====== EXCERPTED DATA

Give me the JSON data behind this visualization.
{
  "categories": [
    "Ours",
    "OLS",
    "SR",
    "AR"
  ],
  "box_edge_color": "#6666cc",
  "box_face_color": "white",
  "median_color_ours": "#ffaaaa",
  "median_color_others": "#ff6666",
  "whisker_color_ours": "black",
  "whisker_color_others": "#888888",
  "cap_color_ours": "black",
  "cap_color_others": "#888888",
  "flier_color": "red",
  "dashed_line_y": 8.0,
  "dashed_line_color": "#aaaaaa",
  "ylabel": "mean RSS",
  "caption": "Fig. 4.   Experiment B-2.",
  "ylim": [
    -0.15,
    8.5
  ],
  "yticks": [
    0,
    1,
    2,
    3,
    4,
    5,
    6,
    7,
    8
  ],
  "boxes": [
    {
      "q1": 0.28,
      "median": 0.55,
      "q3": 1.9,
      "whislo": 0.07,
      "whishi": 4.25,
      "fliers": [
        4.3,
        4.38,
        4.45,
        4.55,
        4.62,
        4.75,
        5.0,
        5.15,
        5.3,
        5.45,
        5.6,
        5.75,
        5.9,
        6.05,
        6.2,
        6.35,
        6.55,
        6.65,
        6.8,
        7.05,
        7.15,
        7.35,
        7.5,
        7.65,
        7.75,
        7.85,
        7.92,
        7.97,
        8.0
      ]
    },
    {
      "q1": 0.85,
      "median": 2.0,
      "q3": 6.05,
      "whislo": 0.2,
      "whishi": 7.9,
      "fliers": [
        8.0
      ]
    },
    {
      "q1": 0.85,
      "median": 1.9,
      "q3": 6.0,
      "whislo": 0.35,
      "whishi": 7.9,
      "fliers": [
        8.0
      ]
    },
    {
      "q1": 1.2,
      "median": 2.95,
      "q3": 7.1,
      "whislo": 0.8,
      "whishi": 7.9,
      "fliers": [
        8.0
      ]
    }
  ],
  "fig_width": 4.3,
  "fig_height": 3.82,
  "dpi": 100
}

============

### TASK BRIEF
From the listing above, collect every line that mentions the word "whislo".

### RESULT BELOW
      "whislo": 0.07,
      "whislo": 0.2,
      "whislo": 0.35,
      "whislo": 0.8,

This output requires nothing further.